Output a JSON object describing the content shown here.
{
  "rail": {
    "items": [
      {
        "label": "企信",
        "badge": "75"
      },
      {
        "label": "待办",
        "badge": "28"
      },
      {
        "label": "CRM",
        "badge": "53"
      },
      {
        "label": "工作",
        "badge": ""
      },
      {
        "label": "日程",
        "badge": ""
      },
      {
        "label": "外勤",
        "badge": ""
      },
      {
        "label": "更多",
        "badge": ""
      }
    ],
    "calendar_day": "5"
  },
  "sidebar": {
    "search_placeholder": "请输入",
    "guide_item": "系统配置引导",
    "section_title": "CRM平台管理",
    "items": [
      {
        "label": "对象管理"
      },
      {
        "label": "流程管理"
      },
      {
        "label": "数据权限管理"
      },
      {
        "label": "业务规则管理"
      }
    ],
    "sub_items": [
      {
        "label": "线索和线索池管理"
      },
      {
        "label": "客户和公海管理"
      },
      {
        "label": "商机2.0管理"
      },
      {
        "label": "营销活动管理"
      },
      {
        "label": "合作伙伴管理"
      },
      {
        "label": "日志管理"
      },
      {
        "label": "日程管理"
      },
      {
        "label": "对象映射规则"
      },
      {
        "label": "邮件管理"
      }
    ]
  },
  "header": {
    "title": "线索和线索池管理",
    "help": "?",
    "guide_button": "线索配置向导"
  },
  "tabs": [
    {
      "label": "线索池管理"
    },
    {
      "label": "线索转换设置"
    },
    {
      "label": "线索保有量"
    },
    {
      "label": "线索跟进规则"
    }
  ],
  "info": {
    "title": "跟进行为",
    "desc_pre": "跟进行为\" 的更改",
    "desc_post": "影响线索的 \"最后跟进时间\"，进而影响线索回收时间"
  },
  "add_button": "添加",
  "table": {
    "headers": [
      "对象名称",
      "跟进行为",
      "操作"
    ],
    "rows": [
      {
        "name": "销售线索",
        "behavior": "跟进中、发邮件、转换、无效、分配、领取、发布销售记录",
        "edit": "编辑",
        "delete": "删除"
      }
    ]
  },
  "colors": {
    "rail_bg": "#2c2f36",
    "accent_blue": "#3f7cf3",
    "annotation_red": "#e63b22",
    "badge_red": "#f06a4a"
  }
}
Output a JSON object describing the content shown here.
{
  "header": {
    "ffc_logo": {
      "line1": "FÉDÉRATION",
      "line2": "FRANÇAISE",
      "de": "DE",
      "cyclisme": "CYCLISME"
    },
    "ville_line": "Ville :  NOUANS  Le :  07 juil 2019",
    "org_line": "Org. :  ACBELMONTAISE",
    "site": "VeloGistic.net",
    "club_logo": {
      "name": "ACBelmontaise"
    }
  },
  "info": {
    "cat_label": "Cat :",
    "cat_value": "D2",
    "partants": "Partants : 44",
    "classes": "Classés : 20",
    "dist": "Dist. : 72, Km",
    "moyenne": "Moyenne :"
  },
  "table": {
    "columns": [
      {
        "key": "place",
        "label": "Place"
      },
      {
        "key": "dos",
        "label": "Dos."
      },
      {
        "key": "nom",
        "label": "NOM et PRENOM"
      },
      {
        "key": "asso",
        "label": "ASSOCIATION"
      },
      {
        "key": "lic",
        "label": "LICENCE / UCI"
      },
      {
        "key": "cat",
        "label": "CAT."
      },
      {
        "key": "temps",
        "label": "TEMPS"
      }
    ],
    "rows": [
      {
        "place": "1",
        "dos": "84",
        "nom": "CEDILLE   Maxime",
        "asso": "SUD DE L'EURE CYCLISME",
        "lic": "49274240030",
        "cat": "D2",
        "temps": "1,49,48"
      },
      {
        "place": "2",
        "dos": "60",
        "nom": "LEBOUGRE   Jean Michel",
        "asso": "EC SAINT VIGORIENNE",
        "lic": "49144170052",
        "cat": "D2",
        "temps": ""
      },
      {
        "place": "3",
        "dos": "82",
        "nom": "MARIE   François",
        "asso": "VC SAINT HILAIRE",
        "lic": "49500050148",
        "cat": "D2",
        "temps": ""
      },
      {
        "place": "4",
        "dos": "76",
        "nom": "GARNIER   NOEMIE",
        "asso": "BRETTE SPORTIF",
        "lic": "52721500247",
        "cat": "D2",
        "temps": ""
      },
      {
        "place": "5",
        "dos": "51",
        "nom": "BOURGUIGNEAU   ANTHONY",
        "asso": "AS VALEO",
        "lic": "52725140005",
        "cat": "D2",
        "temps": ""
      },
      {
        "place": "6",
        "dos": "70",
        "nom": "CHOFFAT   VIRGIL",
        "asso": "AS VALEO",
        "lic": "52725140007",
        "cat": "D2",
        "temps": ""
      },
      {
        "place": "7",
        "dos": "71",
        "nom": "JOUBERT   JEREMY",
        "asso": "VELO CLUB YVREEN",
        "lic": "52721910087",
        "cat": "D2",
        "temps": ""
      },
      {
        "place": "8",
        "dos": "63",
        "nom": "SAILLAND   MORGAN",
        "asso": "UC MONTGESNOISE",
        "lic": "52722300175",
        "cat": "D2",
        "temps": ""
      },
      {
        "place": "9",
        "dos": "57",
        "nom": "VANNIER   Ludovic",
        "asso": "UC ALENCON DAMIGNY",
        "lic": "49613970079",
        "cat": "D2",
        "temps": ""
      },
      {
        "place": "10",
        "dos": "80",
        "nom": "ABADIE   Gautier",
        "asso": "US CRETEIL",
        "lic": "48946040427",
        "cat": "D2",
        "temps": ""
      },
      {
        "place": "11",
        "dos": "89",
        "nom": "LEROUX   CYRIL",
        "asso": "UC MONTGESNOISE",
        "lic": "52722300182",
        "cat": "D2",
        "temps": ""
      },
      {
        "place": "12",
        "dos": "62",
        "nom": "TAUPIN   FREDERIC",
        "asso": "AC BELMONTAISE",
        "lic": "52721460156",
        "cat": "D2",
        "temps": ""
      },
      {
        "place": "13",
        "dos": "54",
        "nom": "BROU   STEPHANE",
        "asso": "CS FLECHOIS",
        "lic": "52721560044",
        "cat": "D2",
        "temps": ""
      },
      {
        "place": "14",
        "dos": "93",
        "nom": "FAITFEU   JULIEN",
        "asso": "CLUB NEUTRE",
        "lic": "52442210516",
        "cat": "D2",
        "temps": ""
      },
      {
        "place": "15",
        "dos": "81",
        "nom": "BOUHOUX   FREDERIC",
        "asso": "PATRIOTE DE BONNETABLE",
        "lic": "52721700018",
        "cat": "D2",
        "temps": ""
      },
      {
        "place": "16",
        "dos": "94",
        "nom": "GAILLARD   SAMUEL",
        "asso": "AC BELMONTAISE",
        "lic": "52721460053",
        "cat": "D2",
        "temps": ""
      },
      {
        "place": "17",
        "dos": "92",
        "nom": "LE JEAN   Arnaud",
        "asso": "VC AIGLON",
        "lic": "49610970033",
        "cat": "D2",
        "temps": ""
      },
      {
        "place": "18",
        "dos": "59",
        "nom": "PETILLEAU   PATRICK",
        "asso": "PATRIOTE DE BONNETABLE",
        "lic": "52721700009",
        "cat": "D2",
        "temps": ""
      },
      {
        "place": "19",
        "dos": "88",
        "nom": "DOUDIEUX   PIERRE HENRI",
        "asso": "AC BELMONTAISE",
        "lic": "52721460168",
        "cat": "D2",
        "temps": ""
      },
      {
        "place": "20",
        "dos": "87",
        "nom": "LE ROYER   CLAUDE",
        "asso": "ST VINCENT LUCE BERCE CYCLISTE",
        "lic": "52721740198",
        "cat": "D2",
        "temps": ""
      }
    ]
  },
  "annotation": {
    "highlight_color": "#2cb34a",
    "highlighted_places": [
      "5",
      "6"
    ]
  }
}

**Task requirements**
The lines above should be duplicated exactly.

**Exercise answer**
Output a JSON object describing the content shown here.
{
  "rail": {
    "items": [
      {
        "label": "企信",
        "badge": "75"
      },
      {
        "label": "待办",
        "badge": "28"
      },
      {
        "label": "CRM",
        "badge": "53"
      },
      {
        "label": "工作",
        "badge": ""
      },
      {
        "label": "日程",
        "badge": ""
      },
      {
        "label": "外勤",
        "badge": ""
      },
      {
        "label": "更多",
        "badge": ""
      }
    ],
    "calendar_day": "5"
  },
  "sidebar": {
    "search_placeholder": "请输入",
    "guide_item": "系统配置引导",
    "section_title": "CRM平台管理",
    "items": [
      {
        "label": "对象管理"
      },
      {
        "label": "流程管理"
      },
      {
        "label": "数据权限管理"
      },
      {
        "label": "业务规则管理"
      }
    ],
    "sub_items": [
      {
        "label": "线索和线索池管理"
      },
      {
        "label": "客户和公海管理"
      },
      {
        "label": "商机2.0管理"
      },
      {
        "label": "营销活动管理"
      },
      {
        "label": "合作伙伴管理"
      },
      {
        "label": "日志管理"
      },
      {
        "label": "日程管理"
      },
      {
        "label": "对象映射规则"
      },
      {
        "label": "邮件管理"
      }
    ]
  },
  "header": {
    "title": "线索和线索池管理",
    "help": "?",
    "guide_button": "线索配置向导"
  },
  "tabs": [
    {
      "label": "线索池管理"
    },
    {
      "label": "线索转换设置"
    },
    {
      "label": "线索保有量"
    },
    {
      "label": "线索跟进规则"
    }
  ],
  "info": {
    "title": "跟进行为",
    "desc_pre": "跟进行为\" 的更改",
    "desc_post": "影响线索的 \"最后跟进时间\"，进而影响线索回收时间"
  },
  "add_button": "添加",
  "table": {
    "headers": [
      "对象名称",
      "跟进行为",
      "操作"
    ],
    "rows": [
      {
        "name": "销售线索",
        "behavior": "跟进中、发邮件、转换、无效、分配、领取、发布销售记录",
        "edit": "编辑",
        "delete": "删除"
      }
    ]
  },
  "colors": {
    "rail_bg": "#2c2f36",
    "accent_blue": "#3f7cf3",
    "annotation_red": "#e63b22",
    "badge_red": "#f06a4a"
  }
}
Output a JSON object describing the content shown here.
{
  "header": {
    "ffc_logo": {
      "line1": "FÉDÉRATION",
      "line2": "FRANÇAISE",
      "de": "DE",
      "cyclisme": "CYCLISME"
    },
    "ville_line": "Ville :  NOUANS  Le :  07 juil 2019",
    "org_line": "Org. :  ACBELMONTAISE",
    "site": "VeloGistic.net",
    "club_logo": {
      "name": "ACBelmontaise"
    }
  },
  "info": {
    "cat_label": "Cat :",
    "cat_value": "D2",
    "partants": "Partants : 44",
    "classes": "Classés : 20",
    "dist": "Dist. : 72, Km",
    "moyenne": "Moyenne :"
  },
  "table": {
    "columns": [
      {
        "key": "place",
        "label": "Place"
      },
      {
        "key": "dos",
        "label": "Dos."
      },
      {
        "key": "nom",
        "label": "NOM et PRENOM"
      },
      {
        "key": "asso",
        "label": "ASSOCIATION"
      },
      {
        "key": "lic",
        "label": "LICENCE / UCI"
      },
      {
        "key": "cat",
        "label": "CAT."
      },
      {
        "key": "temps",
        "label": "TEMPS"
      }
    ],
    "rows": [
      {
        "place": "1",
        "dos": "84",
        "nom": "CEDILLE   Maxime",
        "asso": "SUD DE L'EURE CYCLISME",
        "lic": "49274240030",
        "cat": "D2",
        "temps": "1,49,48"
      },
      {
        "place": "2",
        "dos": "60",
        "nom": "LEBOUGRE   Jean Michel",
        "asso": "EC SAINT VIGORIENNE",
        "lic": "49144170052",
        "cat": "D2",
        "temps": ""
      },
      {
        "place": "3",
        "dos": "82",
        "nom": "MARIE   François",
        "asso": "VC SAINT HILAIRE",
        "lic": "49500050148",
        "cat": "D2",
        "temps": ""
      },
      {
        "place": "4",
        "dos": "76",
        "nom": "GARNIER   NOEMIE",
        "asso": "BRETTE SPORTIF",
        "lic": "52721500247",
        "cat": "D2",
        "temps": ""
      },
      {
        "place": "5",
        "dos": "51",
        "nom": "BOURGUIGNEAU   ANTHONY",
        "asso": "AS VALEO",
        "lic": "52725140005",
        "cat": "D2",
        "temps": ""
      },
      {
        "place": "6",
        "dos": "70",
        "nom": "CHOFFAT   VIRGIL",
        "asso": "AS VALEO",
        "lic": "52725140007",
        "cat": "D2",
        "temps": ""
      },
      {
        "place": "7",
        "dos": "71",
        "nom": "JOUBERT   JEREMY",
        "asso": "VELO CLUB YVREEN",
        "lic": "52721910087",
        "cat": "D2",
        "temps": ""
      },
      {
        "place": "8",
        "dos": "63",
        "nom": "SAILLAND   MORGAN",
        "asso": "UC MONTGESNOISE",
        "lic": "52722300175",
        "cat": "D2",
        "temps": ""
      },
      {
        "place": "9",
        "dos": "57",
        "nom": "VANNIER   Ludovic",
        "asso": "UC ALENCON DAMIGNY",
        "lic": "49613970079",
        "cat": "D2",
        "temps": ""
      },
      {
        "place": "10",
        "dos": "80",
        "nom": "ABADIE   Gautier",
        "asso": "US CRETEIL",
        "lic": "48946040427",
        "cat": "D2",
        "temps": ""
      },
      {
        "place": "11",
        "dos": "89",
        "nom": "LEROUX   CYRIL",
        "asso": "UC MONTGESNOISE",
        "lic": "52722300182",
        "cat": "D2",
        "temps": ""
      },
      {
        "place": "12",
        "dos": "62",
        "nom": "TAUPIN   FREDERIC",
        "asso": "AC BELMONTAISE",
        "lic": "52721460156",
        "cat": "D2",
        "temps": ""
      },
      {
        "place": "13",
        "dos": "54",
        "nom": "BROU   STEPHANE",
        "asso": "CS FLECHOIS",
        "lic": "52721560044",
        "cat": "D2",
        "temps": ""
      },
      {
        "place": "14",
        "dos": "93",
        "nom": "FAITFEU   JULIEN",
        "asso": "CLUB NEUTRE",
        "lic": "52442210516",
        "cat": "D2",
        "temps": ""
      },
      {
        "place": "15",
        "dos": "81",
        "nom": "BOUHOUX   FREDERIC",
        "asso": "PATRIOTE DE BONNETABLE",
        "lic": "52721700018",
        "cat": "D2",
        "temps": ""
      },
      {
        "place": "16",
        "dos": "94",
        "nom": "GAILLARD   SAMUEL",
        "asso": "AC BELMONTAISE",
        "lic": "52721460053",
        "cat": "D2",
        "temps": ""
      },
      {
        "place": "17",
        "dos": "92",
        "nom": "LE JEAN   Arnaud",
        "asso": "VC AIGLON",
        "lic": "49610970033",
        "cat": "D2",
        "temps": ""
      },
      {
        "place": "18",
        "dos": "59",
        "nom": "PETILLEAU   PATRICK",
        "asso": "PATRIOTE DE BONNETABLE",
        "lic": "52721700009",
        "cat": "D2",
        "temps": ""
      },
      {
        "place": "19",
        "dos": "88",
        "nom": "DOUDIEUX   PIERRE HENRI",
        "asso": "AC BELMONTAISE",
        "lic": "52721460168",
        "cat": "D2",
        "temps": ""
      },
      {
        "place": "20",
        "dos": "87",
        "nom": "LE ROYER   CLAUDE",
        "asso": "ST VINCENT LUCE BERCE CYCLISTE",
        "lic": "52721740198",
        "cat": "D2",
        "temps": ""
      }
    ]
  },
  "annotation": {
    "highlight_color": "#2cb34a",
    "highlighted_places": [
      "5",
      "6"
    ]
  }
}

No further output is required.